**Dataset**.
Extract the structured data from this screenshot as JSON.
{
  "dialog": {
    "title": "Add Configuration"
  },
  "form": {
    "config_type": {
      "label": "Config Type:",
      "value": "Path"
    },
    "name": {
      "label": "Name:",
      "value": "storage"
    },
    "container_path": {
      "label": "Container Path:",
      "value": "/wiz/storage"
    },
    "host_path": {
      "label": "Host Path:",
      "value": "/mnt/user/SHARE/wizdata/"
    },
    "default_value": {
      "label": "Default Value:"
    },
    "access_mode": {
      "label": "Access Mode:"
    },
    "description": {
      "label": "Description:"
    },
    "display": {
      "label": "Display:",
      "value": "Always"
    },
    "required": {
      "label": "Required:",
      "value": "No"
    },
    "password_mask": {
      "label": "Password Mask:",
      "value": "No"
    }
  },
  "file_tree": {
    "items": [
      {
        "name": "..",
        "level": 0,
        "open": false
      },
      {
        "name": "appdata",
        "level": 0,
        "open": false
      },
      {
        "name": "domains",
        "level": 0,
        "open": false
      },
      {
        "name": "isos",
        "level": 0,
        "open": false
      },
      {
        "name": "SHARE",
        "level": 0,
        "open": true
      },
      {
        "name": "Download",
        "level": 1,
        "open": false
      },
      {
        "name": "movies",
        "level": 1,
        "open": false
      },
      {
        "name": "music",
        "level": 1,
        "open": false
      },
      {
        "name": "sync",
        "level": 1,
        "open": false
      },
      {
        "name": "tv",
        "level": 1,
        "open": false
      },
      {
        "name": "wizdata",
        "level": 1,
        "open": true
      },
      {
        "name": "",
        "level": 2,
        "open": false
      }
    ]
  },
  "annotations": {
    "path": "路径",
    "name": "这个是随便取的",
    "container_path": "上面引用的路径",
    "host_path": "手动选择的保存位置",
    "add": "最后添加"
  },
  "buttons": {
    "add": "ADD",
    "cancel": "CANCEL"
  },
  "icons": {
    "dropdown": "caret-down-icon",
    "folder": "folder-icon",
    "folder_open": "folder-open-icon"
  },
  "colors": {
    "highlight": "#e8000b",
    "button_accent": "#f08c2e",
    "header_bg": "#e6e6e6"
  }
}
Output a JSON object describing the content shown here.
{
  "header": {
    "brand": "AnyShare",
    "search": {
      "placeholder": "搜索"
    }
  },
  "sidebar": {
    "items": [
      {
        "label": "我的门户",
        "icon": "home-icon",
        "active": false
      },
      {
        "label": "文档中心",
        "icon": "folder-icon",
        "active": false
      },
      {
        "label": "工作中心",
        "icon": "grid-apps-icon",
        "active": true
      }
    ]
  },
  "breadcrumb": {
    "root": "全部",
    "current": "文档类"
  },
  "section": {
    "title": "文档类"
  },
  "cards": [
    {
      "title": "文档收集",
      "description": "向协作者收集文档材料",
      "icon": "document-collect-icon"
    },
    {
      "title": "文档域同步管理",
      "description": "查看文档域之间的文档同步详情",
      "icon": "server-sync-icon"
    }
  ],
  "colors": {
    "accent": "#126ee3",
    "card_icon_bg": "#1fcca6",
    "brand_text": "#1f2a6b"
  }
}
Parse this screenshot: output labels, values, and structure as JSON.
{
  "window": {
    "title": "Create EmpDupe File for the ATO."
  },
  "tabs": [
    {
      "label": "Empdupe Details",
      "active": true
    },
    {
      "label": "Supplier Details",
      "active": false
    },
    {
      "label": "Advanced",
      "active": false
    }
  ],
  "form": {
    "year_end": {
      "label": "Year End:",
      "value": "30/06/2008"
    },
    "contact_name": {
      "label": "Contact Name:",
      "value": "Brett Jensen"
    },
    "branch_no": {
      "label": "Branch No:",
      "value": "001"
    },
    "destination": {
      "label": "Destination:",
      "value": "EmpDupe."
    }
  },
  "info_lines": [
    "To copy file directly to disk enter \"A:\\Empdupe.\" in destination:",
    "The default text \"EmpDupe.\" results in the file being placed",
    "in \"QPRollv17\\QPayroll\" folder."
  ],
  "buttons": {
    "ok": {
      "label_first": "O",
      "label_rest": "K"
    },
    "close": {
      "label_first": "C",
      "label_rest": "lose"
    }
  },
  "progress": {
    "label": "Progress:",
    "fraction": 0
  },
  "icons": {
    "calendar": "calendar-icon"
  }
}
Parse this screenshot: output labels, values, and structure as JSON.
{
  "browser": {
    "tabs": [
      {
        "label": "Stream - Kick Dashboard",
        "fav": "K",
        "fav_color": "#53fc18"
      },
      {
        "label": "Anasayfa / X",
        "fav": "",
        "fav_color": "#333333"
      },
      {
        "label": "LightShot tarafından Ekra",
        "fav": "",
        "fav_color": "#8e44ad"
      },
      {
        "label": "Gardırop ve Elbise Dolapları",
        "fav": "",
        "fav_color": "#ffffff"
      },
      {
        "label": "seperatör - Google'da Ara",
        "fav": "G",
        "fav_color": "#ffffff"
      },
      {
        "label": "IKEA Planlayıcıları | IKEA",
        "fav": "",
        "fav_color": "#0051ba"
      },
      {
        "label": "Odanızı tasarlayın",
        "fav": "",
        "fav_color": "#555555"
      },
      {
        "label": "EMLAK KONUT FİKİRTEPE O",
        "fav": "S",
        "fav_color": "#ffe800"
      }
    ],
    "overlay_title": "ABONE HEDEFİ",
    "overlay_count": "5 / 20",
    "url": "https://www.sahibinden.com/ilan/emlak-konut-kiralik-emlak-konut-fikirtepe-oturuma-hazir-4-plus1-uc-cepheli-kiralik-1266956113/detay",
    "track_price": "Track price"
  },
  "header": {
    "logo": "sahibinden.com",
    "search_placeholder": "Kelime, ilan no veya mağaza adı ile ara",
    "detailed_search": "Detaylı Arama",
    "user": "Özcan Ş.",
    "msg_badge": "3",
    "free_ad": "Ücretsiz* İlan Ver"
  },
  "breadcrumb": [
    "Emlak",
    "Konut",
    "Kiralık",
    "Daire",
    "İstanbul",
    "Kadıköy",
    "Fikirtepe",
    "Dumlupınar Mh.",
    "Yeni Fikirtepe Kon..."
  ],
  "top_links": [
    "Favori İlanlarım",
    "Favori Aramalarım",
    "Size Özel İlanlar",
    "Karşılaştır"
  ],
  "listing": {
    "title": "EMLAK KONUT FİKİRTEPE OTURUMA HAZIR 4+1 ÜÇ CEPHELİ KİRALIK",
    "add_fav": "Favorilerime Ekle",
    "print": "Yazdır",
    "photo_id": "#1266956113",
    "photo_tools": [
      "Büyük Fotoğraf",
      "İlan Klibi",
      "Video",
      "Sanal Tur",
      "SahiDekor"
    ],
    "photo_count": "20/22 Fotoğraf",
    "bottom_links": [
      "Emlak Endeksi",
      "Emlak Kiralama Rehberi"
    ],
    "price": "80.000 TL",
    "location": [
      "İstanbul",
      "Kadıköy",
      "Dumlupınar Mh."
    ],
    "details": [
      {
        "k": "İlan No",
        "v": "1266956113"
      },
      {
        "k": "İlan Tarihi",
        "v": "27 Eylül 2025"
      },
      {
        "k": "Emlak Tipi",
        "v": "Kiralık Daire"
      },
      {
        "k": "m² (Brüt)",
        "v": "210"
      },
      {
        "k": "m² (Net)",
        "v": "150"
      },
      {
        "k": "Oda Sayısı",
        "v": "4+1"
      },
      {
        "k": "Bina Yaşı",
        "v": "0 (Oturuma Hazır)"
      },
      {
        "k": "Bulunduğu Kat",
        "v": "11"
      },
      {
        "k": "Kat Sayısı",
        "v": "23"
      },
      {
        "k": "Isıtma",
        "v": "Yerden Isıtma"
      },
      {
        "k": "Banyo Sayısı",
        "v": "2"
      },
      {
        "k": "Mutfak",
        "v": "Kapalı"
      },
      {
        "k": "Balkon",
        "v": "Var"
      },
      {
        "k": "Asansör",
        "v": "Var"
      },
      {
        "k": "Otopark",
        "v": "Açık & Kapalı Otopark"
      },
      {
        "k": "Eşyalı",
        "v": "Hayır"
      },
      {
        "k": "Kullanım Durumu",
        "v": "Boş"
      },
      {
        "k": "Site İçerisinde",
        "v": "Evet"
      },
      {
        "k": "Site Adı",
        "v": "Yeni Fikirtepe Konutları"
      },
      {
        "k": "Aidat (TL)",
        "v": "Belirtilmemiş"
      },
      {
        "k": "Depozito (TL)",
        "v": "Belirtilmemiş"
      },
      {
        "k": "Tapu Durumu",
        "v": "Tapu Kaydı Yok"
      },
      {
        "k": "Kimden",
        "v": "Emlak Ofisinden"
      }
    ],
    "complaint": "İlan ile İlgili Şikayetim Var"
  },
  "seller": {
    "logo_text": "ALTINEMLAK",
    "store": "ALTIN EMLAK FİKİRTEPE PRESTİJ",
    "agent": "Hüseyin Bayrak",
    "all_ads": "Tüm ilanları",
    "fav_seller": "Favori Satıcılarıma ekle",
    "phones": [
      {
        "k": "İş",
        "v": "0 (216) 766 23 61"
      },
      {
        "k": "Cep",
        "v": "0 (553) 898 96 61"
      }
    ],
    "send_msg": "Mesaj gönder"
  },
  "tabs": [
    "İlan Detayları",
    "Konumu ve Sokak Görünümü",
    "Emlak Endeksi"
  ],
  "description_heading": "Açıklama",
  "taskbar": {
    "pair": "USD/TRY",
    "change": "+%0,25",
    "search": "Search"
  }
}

**Short exercise**. Tell how many lines of the records above hold the string "FİKİRTEPE". Give no other text.

**Output for this task**. 3